— Set task —
Lines containing the word "xlabel" should be extracted in full.

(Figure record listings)

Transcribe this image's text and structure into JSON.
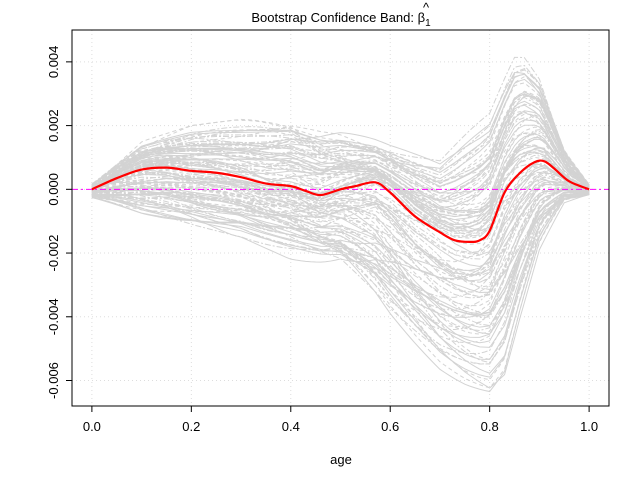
{
  "chart_data": {
    "type": "line",
    "title_prefix": "Bootstrap Confidence Band: ",
    "title_symbol": "β",
    "title_hat": "^",
    "title_subscript": "1",
    "xlabel": "age",
    "ylabel": "",
    "xlim": [
      0.0,
      1.0
    ],
    "ylim": [
      -0.0068,
      0.005
    ],
    "xticks": [
      0.0,
      0.2,
      0.4,
      0.6,
      0.8,
      1.0
    ],
    "xtick_labels": [
      "0.0",
      "0.2",
      "0.4",
      "0.6",
      "0.8",
      "1.0"
    ],
    "yticks": [
      0.004,
      0.002,
      0.0,
      -0.002,
      -0.004,
      -0.006
    ],
    "ytick_labels": [
      "0.004",
      "0.002",
      "0.000",
      "-0.002",
      "-0.004",
      "-0.006"
    ],
    "grid": true,
    "bootstrap_replicates": 120,
    "colors": {
      "estimate": "#ff0000",
      "bootstrap": "#d3d3d3",
      "reference": "#ff00ff",
      "grid": "#dddddd"
    },
    "reference_line_y": 0.0,
    "estimate": {
      "x": [
        0.0,
        0.05,
        0.1,
        0.15,
        0.2,
        0.25,
        0.3,
        0.35,
        0.4,
        0.43,
        0.46,
        0.5,
        0.53,
        0.57,
        0.6,
        0.65,
        0.7,
        0.73,
        0.76,
        0.78,
        0.8,
        0.83,
        0.86,
        0.89,
        0.91,
        0.93,
        0.96,
        1.0
      ],
      "y": [
        0.0,
        0.00035,
        0.00062,
        0.00068,
        0.00058,
        0.00052,
        0.00038,
        0.00018,
        0.0001,
        -5e-05,
        -0.00018,
        0.0,
        0.0001,
        0.00022,
        -0.0001,
        -0.00085,
        -0.00135,
        -0.0016,
        -0.00165,
        -0.0016,
        -0.0013,
        -0.0001,
        0.0005,
        0.00085,
        0.00088,
        0.00065,
        0.00025,
        0.0
      ]
    },
    "band_upper": {
      "x": [
        0.0,
        0.1,
        0.2,
        0.3,
        0.4,
        0.5,
        0.6,
        0.7,
        0.8,
        0.85,
        0.87,
        0.9,
        0.95,
        1.0
      ],
      "y": [
        0.0002,
        0.0015,
        0.002,
        0.0022,
        0.0025,
        0.0022,
        0.0015,
        0.001,
        0.0025,
        0.0045,
        0.0046,
        0.004,
        0.0015,
        0.0002
      ]
    },
    "band_lower": {
      "x": [
        0.0,
        0.1,
        0.2,
        0.3,
        0.4,
        0.5,
        0.6,
        0.7,
        0.75,
        0.8,
        0.83,
        0.86,
        0.9,
        0.95,
        1.0
      ],
      "y": [
        -0.0003,
        -0.0008,
        -0.0011,
        -0.0015,
        -0.0022,
        -0.0028,
        -0.0045,
        -0.0058,
        -0.0062,
        -0.0065,
        -0.006,
        -0.0042,
        -0.002,
        -0.0005,
        -0.0002
      ]
    }
  }
}
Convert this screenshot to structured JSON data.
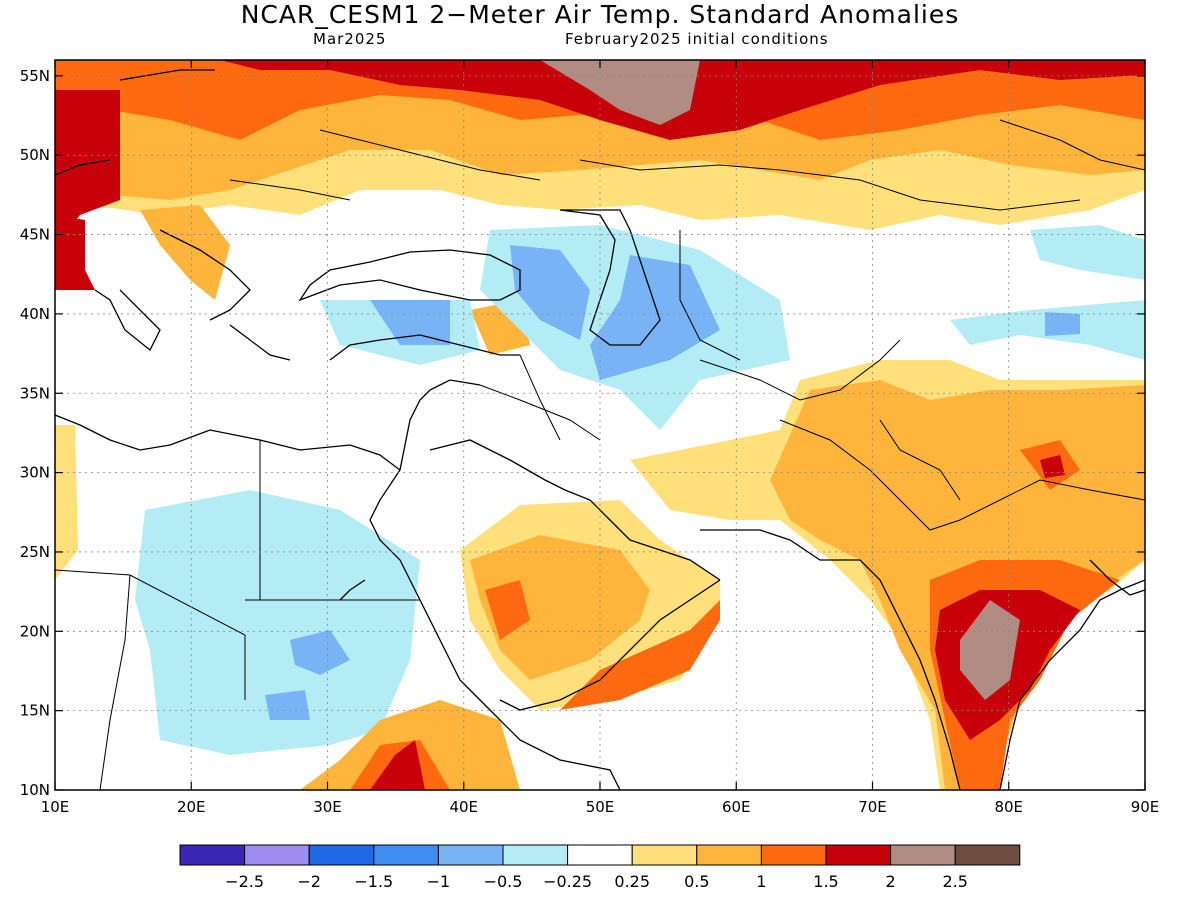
{
  "title": "NCAR_CESM1 2−Meter Air Temp. Standard Anomalies",
  "subtitle_left": "Mar2025",
  "subtitle_right": "February2025 initial conditions",
  "map": {
    "lon_range": [
      10,
      90
    ],
    "lat_range": [
      10,
      56
    ],
    "lon_ticks": [
      "10E",
      "20E",
      "30E",
      "40E",
      "50E",
      "60E",
      "70E",
      "80E",
      "90E"
    ],
    "lat_ticks": [
      "10N",
      "15N",
      "20N",
      "25N",
      "30N",
      "35N",
      "40N",
      "45N",
      "50N",
      "55N"
    ],
    "grid": "dotted"
  },
  "colorbar": {
    "colors": [
      "#3a25b5",
      "#9f8cf2",
      "#1f68e8",
      "#3f8df0",
      "#78b4f5",
      "#b4ecf5",
      "#ffffff",
      "#ffe07a",
      "#ffb43c",
      "#ff6a10",
      "#c8000a",
      "#b08c82",
      "#6e4c40"
    ],
    "labels": [
      "−2.5",
      "−2",
      "−1.5",
      "−1",
      "−0.5",
      "−0.25",
      "0.25",
      "0.5",
      "1",
      "1.5",
      "2",
      "2.5"
    ]
  }
}
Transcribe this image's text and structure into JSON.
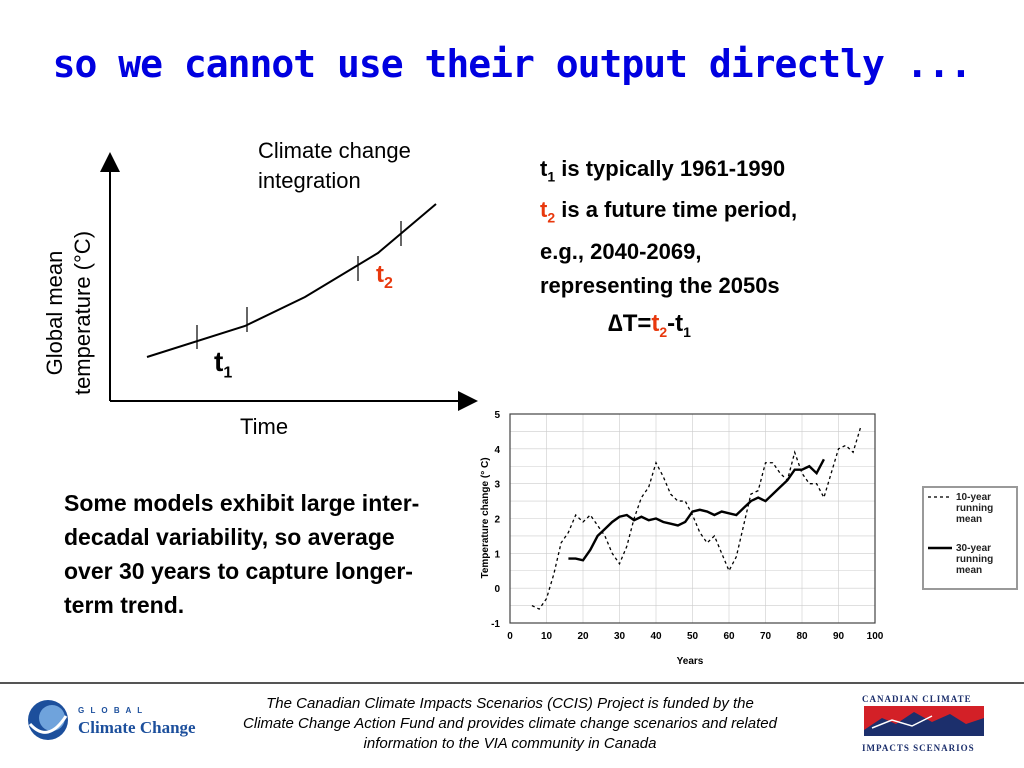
{
  "title": "so we cannot use their output directly ...",
  "schematic": {
    "annotation_line1": "Climate change",
    "annotation_line2": "integration",
    "ylabel_line1": "Global mean",
    "ylabel_line2": "temperature (°C)",
    "xlabel": "Time",
    "t1_base": "t",
    "t1_sub": "1",
    "t2_base": "t",
    "t2_sub": "2"
  },
  "notes": {
    "line1_t": "t",
    "line1_sub": "1",
    "line1_rest": " is typically 1961-1990",
    "line2_t": "t",
    "line2_sub": "2",
    "line2_rest": " is a future time period,",
    "line3": "e.g., 2040-2069,",
    "line4": "representing the 2050s"
  },
  "delta": {
    "symbol": "∆",
    "eq": "T=",
    "t2": "t",
    "t2_sub": "2",
    "minus_t": "-t",
    "t1_sub": "1"
  },
  "variability_text": "Some models exhibit large inter-decadal variability, so average over 30 years to capture longer-term trend.",
  "footer": {
    "line1": "The Canadian Climate Impacts Scenarios (CCIS) Project is funded by the",
    "line2": "Climate Change Action Fund and provides climate change scenarios and related",
    "line3": "information to the VIA community in Canada"
  },
  "logos": {
    "gcc_small": "G L O B A L",
    "gcc_big": "Climate Change",
    "ccis_top": "CANADIAN CLIMATE",
    "ccis_bottom": "IMPACTS SCENARIOS"
  },
  "colors": {
    "title": "#0000e0",
    "accent_red": "#e8380d"
  },
  "chart_data": [
    {
      "type": "line",
      "xlabel": "Years",
      "ylabel": "Temperature change (° C)",
      "xlim": [
        0,
        100
      ],
      "ylim": [
        -1,
        5
      ],
      "xticks": [
        0,
        10,
        20,
        30,
        40,
        50,
        60,
        70,
        80,
        90,
        100
      ],
      "yticks": [
        -1,
        0,
        1,
        2,
        3,
        4,
        5
      ],
      "grid": true,
      "legend": "right",
      "series": [
        {
          "name": "10-year running mean",
          "style": "dashed",
          "x": [
            6,
            8,
            10,
            12,
            14,
            16,
            18,
            20,
            22,
            24,
            26,
            28,
            30,
            32,
            34,
            36,
            38,
            40,
            42,
            44,
            46,
            48,
            50,
            52,
            54,
            56,
            58,
            60,
            62,
            64,
            66,
            68,
            70,
            72,
            74,
            76,
            78,
            80,
            82,
            84,
            86,
            88,
            90,
            92,
            94,
            96
          ],
          "y": [
            -0.5,
            -0.6,
            -0.3,
            0.4,
            1.3,
            1.6,
            2.1,
            1.9,
            2.1,
            1.8,
            1.5,
            1.0,
            0.7,
            1.2,
            2.0,
            2.6,
            2.9,
            3.6,
            3.2,
            2.7,
            2.5,
            2.5,
            2.1,
            1.6,
            1.3,
            1.5,
            1.0,
            0.5,
            0.9,
            1.8,
            2.7,
            2.8,
            3.6,
            3.6,
            3.3,
            3.1,
            3.9,
            3.3,
            3.0,
            3.0,
            2.6,
            3.3,
            4.0,
            4.1,
            3.9,
            4.6
          ]
        },
        {
          "name": "30-year running mean",
          "style": "solid",
          "x": [
            16,
            18,
            20,
            22,
            24,
            26,
            28,
            30,
            32,
            34,
            36,
            38,
            40,
            42,
            44,
            46,
            48,
            50,
            52,
            54,
            56,
            58,
            60,
            62,
            64,
            66,
            68,
            70,
            72,
            74,
            76,
            78,
            80,
            82,
            84,
            86
          ],
          "y": [
            0.85,
            0.85,
            0.8,
            1.1,
            1.5,
            1.7,
            1.9,
            2.05,
            2.1,
            1.95,
            2.05,
            1.95,
            2.0,
            1.9,
            1.85,
            1.8,
            1.9,
            2.2,
            2.25,
            2.2,
            2.1,
            2.2,
            2.15,
            2.1,
            2.3,
            2.5,
            2.6,
            2.5,
            2.7,
            2.9,
            3.1,
            3.4,
            3.4,
            3.5,
            3.3,
            3.7
          ]
        }
      ]
    }
  ]
}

— Expected output —
    "xlabel": "age",
    "xlabel": "Time",
      "xlabel": "Years",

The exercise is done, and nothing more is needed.